Instruction:
Return the lines below that carry the word "JSON".
--*--
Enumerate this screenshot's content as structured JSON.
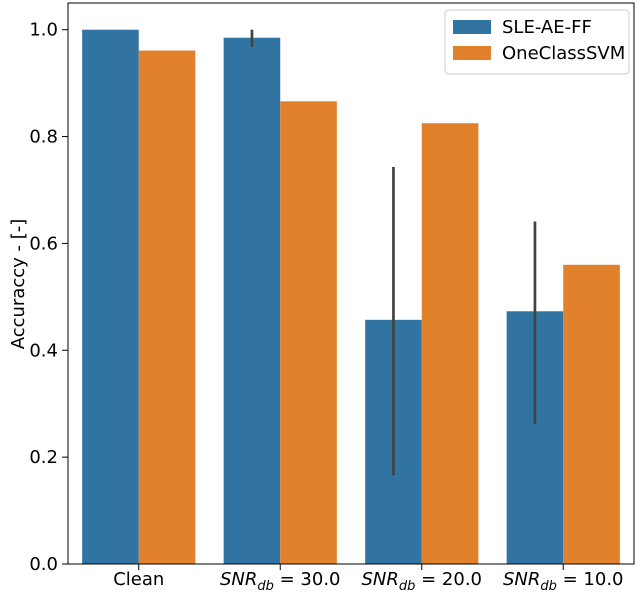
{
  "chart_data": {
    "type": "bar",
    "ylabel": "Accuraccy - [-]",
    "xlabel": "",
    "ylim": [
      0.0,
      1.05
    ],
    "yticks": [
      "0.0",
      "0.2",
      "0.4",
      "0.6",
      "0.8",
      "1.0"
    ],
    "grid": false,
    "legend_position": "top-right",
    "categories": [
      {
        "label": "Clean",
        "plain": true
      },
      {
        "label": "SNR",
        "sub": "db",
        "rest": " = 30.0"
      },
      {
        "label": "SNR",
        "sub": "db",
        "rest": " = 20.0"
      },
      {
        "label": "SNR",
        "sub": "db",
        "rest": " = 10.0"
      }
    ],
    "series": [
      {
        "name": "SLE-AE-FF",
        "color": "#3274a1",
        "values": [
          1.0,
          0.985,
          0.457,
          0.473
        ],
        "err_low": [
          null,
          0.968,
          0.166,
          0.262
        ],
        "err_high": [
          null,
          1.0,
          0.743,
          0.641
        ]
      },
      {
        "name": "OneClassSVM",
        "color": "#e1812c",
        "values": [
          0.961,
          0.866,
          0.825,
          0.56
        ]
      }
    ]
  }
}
--*--
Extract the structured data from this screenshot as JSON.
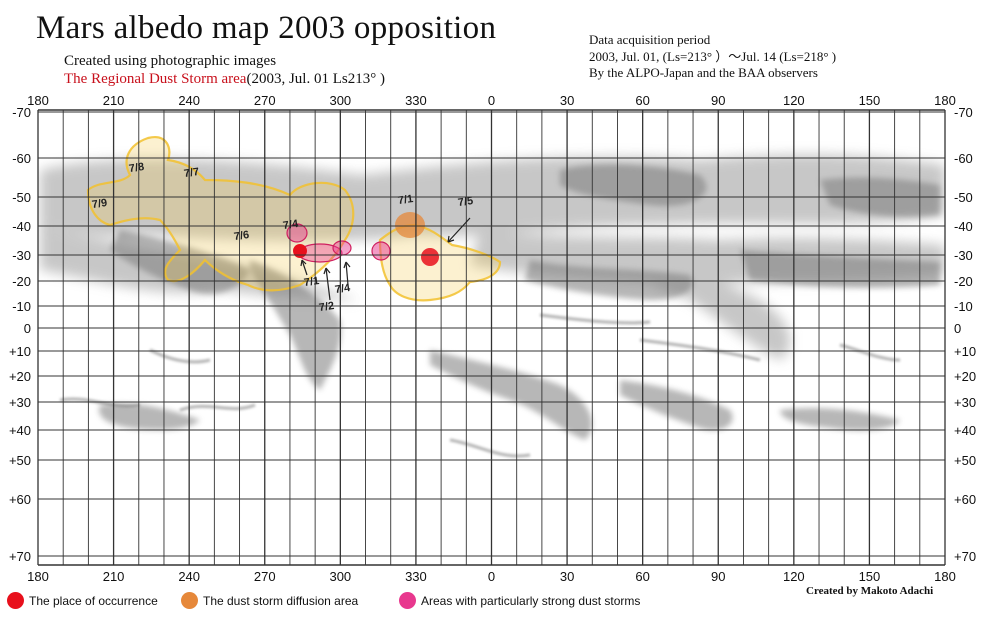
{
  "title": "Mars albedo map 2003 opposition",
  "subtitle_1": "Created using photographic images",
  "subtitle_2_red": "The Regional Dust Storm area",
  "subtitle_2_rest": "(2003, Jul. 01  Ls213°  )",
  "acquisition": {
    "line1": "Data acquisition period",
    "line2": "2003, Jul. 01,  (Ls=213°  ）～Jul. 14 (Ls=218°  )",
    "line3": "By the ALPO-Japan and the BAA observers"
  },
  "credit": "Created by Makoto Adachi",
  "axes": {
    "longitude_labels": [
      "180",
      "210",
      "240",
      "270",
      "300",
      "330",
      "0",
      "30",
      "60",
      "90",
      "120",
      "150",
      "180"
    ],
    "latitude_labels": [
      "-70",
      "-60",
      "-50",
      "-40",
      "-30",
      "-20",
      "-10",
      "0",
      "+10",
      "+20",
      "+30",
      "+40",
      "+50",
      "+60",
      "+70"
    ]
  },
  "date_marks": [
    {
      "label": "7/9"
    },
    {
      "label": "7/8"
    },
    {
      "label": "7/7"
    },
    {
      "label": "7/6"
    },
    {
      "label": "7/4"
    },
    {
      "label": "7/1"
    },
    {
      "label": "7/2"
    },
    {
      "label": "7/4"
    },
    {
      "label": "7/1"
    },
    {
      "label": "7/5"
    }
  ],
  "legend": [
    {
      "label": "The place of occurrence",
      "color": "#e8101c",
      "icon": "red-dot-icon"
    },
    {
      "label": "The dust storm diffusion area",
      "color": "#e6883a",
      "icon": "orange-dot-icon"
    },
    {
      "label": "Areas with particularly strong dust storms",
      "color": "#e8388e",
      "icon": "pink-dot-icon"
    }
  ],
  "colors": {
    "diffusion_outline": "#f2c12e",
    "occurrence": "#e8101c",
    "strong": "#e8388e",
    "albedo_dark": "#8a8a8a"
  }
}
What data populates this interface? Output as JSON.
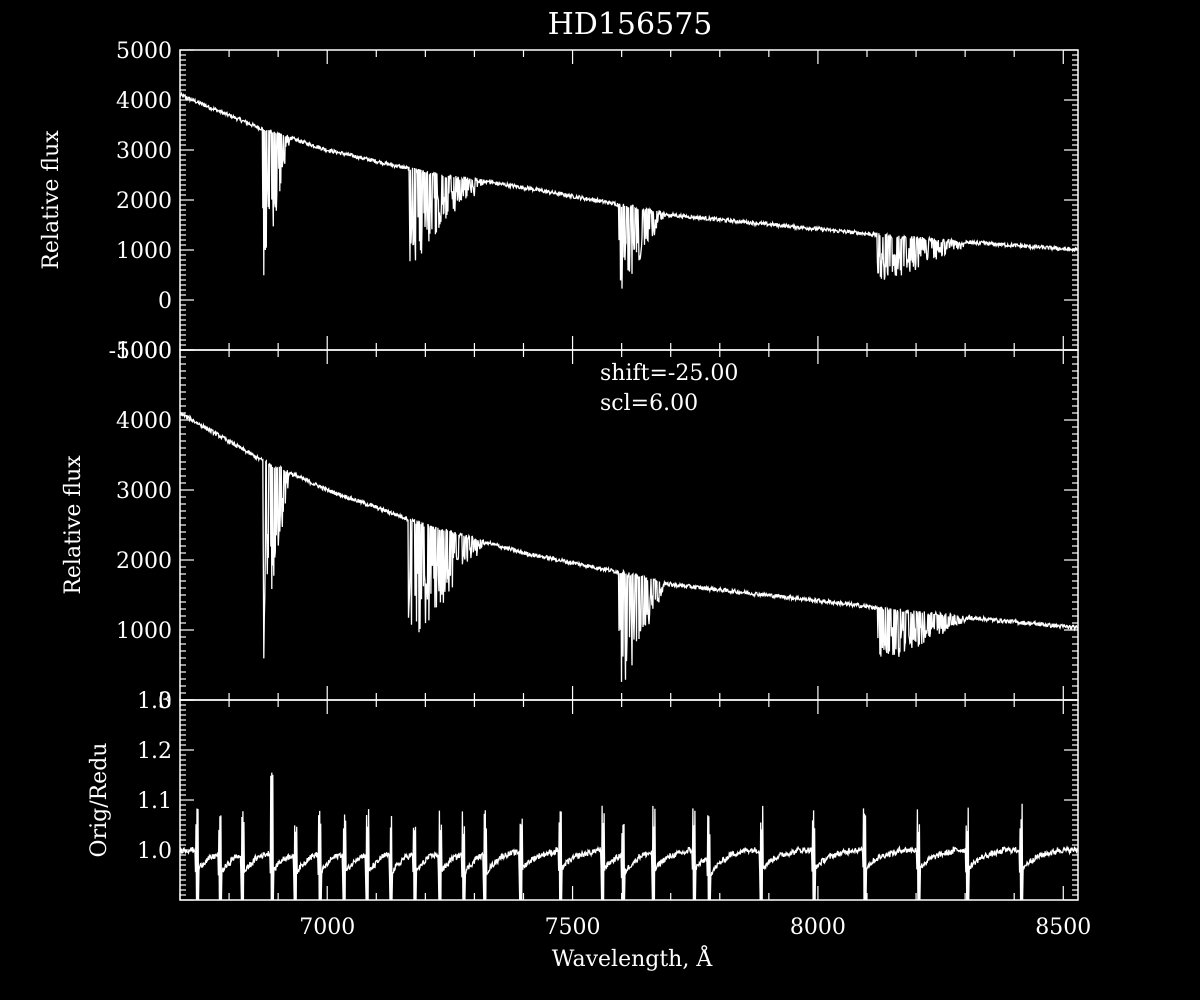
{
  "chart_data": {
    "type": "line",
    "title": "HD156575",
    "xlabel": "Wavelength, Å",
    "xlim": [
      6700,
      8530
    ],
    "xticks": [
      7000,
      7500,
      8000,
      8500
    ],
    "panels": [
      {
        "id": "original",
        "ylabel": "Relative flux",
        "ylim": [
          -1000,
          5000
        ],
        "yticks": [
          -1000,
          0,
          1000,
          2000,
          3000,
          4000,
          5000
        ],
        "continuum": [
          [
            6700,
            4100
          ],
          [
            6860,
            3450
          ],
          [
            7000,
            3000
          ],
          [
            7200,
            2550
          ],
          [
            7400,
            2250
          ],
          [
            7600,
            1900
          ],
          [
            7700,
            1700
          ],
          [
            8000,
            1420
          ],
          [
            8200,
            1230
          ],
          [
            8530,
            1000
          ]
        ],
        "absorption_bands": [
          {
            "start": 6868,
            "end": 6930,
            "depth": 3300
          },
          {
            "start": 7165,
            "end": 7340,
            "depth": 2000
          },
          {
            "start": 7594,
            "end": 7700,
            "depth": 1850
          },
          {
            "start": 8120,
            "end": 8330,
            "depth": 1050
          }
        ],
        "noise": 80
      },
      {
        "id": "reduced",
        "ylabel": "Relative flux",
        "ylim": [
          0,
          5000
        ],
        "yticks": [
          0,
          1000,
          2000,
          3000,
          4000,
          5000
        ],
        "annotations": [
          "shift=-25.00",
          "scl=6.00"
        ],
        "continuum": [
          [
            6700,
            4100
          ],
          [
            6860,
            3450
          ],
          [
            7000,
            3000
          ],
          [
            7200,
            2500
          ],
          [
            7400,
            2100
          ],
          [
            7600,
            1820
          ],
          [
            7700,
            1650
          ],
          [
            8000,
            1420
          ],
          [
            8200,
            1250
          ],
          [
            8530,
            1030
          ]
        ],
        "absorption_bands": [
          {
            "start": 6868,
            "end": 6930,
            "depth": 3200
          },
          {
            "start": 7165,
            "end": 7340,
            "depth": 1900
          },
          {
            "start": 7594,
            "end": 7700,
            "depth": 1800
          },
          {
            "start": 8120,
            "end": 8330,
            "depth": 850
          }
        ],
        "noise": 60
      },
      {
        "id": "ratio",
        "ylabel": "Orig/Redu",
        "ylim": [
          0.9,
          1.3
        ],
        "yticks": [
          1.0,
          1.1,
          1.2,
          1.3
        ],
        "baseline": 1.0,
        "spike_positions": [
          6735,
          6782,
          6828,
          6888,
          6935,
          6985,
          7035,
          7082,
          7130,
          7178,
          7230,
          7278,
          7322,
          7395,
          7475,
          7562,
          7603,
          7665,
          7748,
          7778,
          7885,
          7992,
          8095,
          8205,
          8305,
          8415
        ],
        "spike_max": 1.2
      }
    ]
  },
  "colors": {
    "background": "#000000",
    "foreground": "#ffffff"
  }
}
--*--
Completed task:
Enumerate this screenshot's content as structured JSON.
Extract the structured data from this screenshot as JSON.
What data populates this interface? Output as JSON.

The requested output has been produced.